#### [Exercise task]
Reproduce every line of the data below exactly, without changing anything.

#### [Entries shown]
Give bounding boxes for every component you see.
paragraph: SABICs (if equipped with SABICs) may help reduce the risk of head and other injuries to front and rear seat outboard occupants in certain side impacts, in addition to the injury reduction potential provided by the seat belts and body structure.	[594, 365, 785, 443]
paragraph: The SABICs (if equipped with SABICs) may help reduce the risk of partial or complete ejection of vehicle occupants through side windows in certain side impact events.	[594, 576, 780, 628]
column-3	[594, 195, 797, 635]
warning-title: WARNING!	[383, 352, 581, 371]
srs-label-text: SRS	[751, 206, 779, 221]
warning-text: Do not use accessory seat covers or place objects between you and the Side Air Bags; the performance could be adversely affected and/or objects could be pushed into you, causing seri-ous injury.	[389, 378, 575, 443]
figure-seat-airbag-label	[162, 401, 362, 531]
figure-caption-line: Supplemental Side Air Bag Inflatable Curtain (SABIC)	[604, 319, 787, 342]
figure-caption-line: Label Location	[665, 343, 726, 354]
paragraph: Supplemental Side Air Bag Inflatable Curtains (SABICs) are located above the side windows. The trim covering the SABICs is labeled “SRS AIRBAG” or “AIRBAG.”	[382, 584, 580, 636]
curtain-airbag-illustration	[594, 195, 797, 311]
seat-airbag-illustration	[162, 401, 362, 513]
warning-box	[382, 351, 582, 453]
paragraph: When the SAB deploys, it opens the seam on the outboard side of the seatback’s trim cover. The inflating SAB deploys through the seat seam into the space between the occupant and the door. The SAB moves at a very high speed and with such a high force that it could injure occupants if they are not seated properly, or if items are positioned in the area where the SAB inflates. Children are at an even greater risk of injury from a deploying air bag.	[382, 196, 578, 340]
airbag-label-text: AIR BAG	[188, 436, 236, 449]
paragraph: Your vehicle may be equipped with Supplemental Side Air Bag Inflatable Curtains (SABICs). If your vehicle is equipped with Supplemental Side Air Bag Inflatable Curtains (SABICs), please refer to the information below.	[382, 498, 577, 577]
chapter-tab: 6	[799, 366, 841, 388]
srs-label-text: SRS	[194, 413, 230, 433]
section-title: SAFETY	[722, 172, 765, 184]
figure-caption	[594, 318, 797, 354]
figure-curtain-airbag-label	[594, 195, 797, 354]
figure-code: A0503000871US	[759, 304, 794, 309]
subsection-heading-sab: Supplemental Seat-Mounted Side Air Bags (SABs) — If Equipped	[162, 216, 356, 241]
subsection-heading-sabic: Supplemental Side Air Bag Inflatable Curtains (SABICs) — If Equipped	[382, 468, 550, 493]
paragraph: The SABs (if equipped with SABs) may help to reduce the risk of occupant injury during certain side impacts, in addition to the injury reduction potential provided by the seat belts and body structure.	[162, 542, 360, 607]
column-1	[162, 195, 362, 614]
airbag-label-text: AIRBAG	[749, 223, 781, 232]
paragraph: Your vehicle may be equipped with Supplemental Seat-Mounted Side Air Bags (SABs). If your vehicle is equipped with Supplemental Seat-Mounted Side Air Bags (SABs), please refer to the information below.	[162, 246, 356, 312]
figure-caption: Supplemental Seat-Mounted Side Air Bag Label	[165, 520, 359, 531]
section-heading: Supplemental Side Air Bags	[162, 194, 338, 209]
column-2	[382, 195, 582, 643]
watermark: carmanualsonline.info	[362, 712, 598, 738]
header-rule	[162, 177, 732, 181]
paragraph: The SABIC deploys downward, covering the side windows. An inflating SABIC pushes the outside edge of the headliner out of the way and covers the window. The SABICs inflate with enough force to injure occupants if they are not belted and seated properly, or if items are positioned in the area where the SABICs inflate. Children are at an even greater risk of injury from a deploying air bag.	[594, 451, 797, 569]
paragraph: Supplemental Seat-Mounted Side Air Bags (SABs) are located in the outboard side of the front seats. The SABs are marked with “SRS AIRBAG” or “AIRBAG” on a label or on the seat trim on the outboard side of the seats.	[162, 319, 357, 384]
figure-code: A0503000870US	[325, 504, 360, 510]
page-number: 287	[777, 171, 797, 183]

#### [Answer to this problem]
Give bounding boxes for every component you see.
paragraph: SABICs (if equipped with SABICs) may help reduce the risk of head and other injuries to front and rear seat outboard occupants in certain side impacts, in addition to the injury reduction potential provided by the seat belts and body structure.	[594, 365, 785, 443]
paragraph: The SABICs (if equipped with SABICs) may help reduce the risk of partial or complete ejection of vehicle occupants through side windows in certain side impact events.	[594, 576, 780, 628]
column-3	[594, 195, 797, 635]
warning-title: WARNING!	[383, 352, 581, 371]
srs-label-text: SRS	[751, 206, 779, 221]
warning-text: Do not use accessory seat covers or place objects between you and the Side Air Bags; the performance could be adversely affected and/or objects could be pushed into you, causing seri-ous injury.	[389, 378, 575, 443]
figure-seat-airbag-label	[162, 401, 362, 531]
figure-caption-line: Supplemental Side Air Bag Inflatable Curtain (SABIC)	[604, 319, 787, 342]
figure-caption-line: Label Location	[665, 343, 726, 354]
paragraph: Supplemental Side Air Bag Inflatable Curtains (SABICs) are located above the side windows. The trim covering the SABICs is labeled “SRS AIRBAG” or “AIRBAG.”	[382, 584, 580, 636]
curtain-airbag-illustration	[594, 195, 797, 311]
seat-airbag-illustration	[162, 401, 362, 513]
warning-box	[382, 351, 582, 453]
paragraph: When the SAB deploys, it opens the seam on the outboard side of the seatback’s trim cover. The inflating SAB deploys through the seat seam into the space between the occupant and the door. The SAB moves at a very high speed and with such a high force that it could injure occupants if they are not seated properly, or if items are positioned in the area where the SAB inflates. Children are at an even greater risk of injury from a deploying air bag.	[382, 196, 578, 340]
airbag-label-text: AIR BAG	[188, 436, 236, 449]
paragraph: Your vehicle may be equipped with Supplemental Side Air Bag Inflatable Curtains (SABICs). If your vehicle is equipped with Supplemental Side Air Bag Inflatable Curtains (SABICs), please refer to the information below.	[382, 498, 577, 577]
chapter-tab: 6	[799, 366, 841, 388]
srs-label-text: SRS	[194, 413, 230, 433]
section-title: SAFETY	[722, 172, 765, 184]
figure-caption	[594, 318, 797, 354]
figure-curtain-airbag-label	[594, 195, 797, 354]
figure-code: A0503000871US	[759, 304, 794, 309]
subsection-heading-sab: Supplemental Seat-Mounted Side Air Bags (SABs) — If Equipped	[162, 216, 356, 241]
subsection-heading-sabic: Supplemental Side Air Bag Inflatable Curtains (SABICs) — If Equipped	[382, 468, 550, 493]
paragraph: The SABs (if equipped with SABs) may help to reduce the risk of occupant injury during certain side impacts, in addition to the injury reduction potential provided by the seat belts and body structure.	[162, 542, 360, 607]
column-1	[162, 195, 362, 614]
airbag-label-text: AIRBAG	[749, 223, 781, 232]
paragraph: Your vehicle may be equipped with Supplemental Seat-Mounted Side Air Bags (SABs). If your vehicle is equipped with Supplemental Seat-Mounted Side Air Bags (SABs), please refer to the information below.	[162, 246, 356, 312]
figure-caption: Supplemental Seat-Mounted Side Air Bag Label	[165, 520, 359, 531]
section-heading: Supplemental Side Air Bags	[162, 194, 338, 209]
column-2	[382, 195, 582, 643]
watermark: carmanualsonline.info	[362, 712, 598, 738]
header-rule	[162, 177, 732, 181]
paragraph: The SABIC deploys downward, covering the side windows. An inflating SABIC pushes the outside edge of the headliner out of the way and covers the window. The SABICs inflate with enough force to injure occupants if they are not belted and seated properly, or if items are positioned in the area where the SABICs inflate. Children are at an even greater risk of injury from a deploying air bag.	[594, 451, 797, 569]
paragraph: Supplemental Seat-Mounted Side Air Bags (SABs) are located in the outboard side of the front seats. The SABs are marked with “SRS AIRBAG” or “AIRBAG” on a label or on the seat trim on the outboard side of the seats.	[162, 319, 357, 384]
figure-code: A0503000870US	[325, 504, 360, 510]
page-number: 287	[777, 171, 797, 183]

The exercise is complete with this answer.